_Information provided_
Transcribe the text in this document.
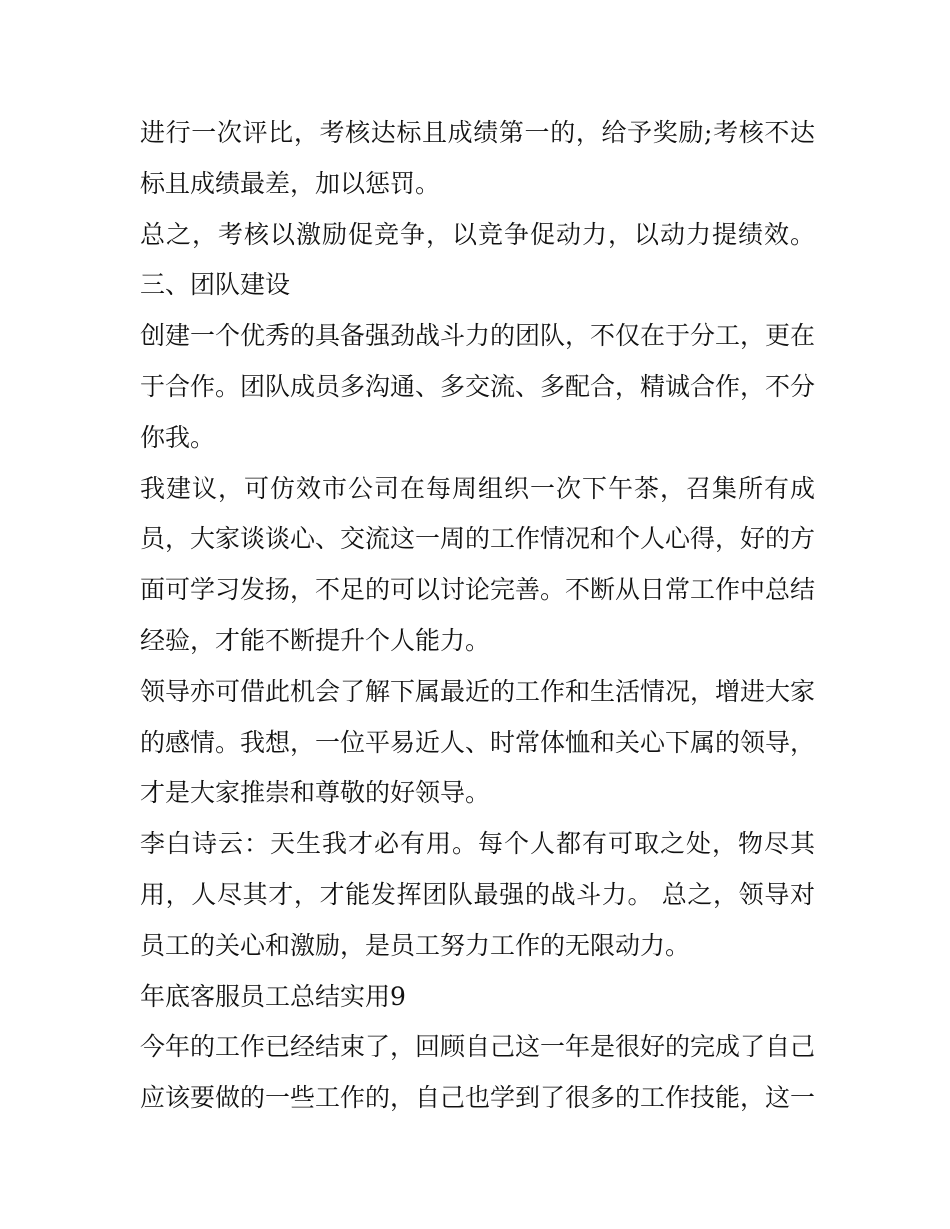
进行一次评比，考核达标且成绩第一的，给予奖励;考核不达
标且成绩最差，加以惩罚。
总之，考核以激励促竞争，以竞争促动力，以动力提绩效。
三、团队建设
创建一个优秀的具备强劲战斗力的团队，不仅在于分工，更在
于合作。团队成员多沟通、多交流、多配合，精诚合作，不分
你我。
我建议，可仿效市公司在每周组织一次下午茶，召集所有成
员，大家谈谈心、交流这一周的工作情况和个人心得，好的方
面可学习发扬，不足的可以讨论完善。不断从日常工作中总结
经验，才能不断提升个人能力。
领导亦可借此机会了解下属最近的工作和生活情况，增进大家
的感情。我想，一位平易近人、时常体恤和关心下属的领导，
才是大家推崇和尊敬的好领导。
李白诗云：天生我才必有用。每个人都有可取之处，物尽其
用，人尽其才，才能发挥团队最强的战斗力。 总之，领导对
员工的关心和激励，是员工努力工作的无限动力。
年底客服员工总结实用9
今年的工作已经结束了，回顾自己这一年是很好的完成了自己
应该要做的一些工作的，自己也学到了很多的工作技能，这一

_Task instructions_
Make an exact copy of every entry above, minus the images.

_Final result_
Transcribe the text in this document.
进行一次评比，考核达标且成绩第一的，给予奖励;考核不达
标且成绩最差，加以惩罚。
总之，考核以激励促竞争，以竞争促动力，以动力提绩效。
三、团队建设
创建一个优秀的具备强劲战斗力的团队，不仅在于分工，更在
于合作。团队成员多沟通、多交流、多配合，精诚合作，不分
你我。
我建议，可仿效市公司在每周组织一次下午茶，召集所有成
员，大家谈谈心、交流这一周的工作情况和个人心得，好的方
面可学习发扬，不足的可以讨论完善。不断从日常工作中总结
经验，才能不断提升个人能力。
领导亦可借此机会了解下属最近的工作和生活情况，增进大家
的感情。我想，一位平易近人、时常体恤和关心下属的领导，
才是大家推崇和尊敬的好领导。
李白诗云：天生我才必有用。每个人都有可取之处，物尽其
用，人尽其才，才能发挥团队最强的战斗力。 总之，领导对
员工的关心和激励，是员工努力工作的无限动力。
年底客服员工总结实用9
今年的工作已经结束了，回顾自己这一年是很好的完成了自己
应该要做的一些工作的，自己也学到了很多的工作技能，这一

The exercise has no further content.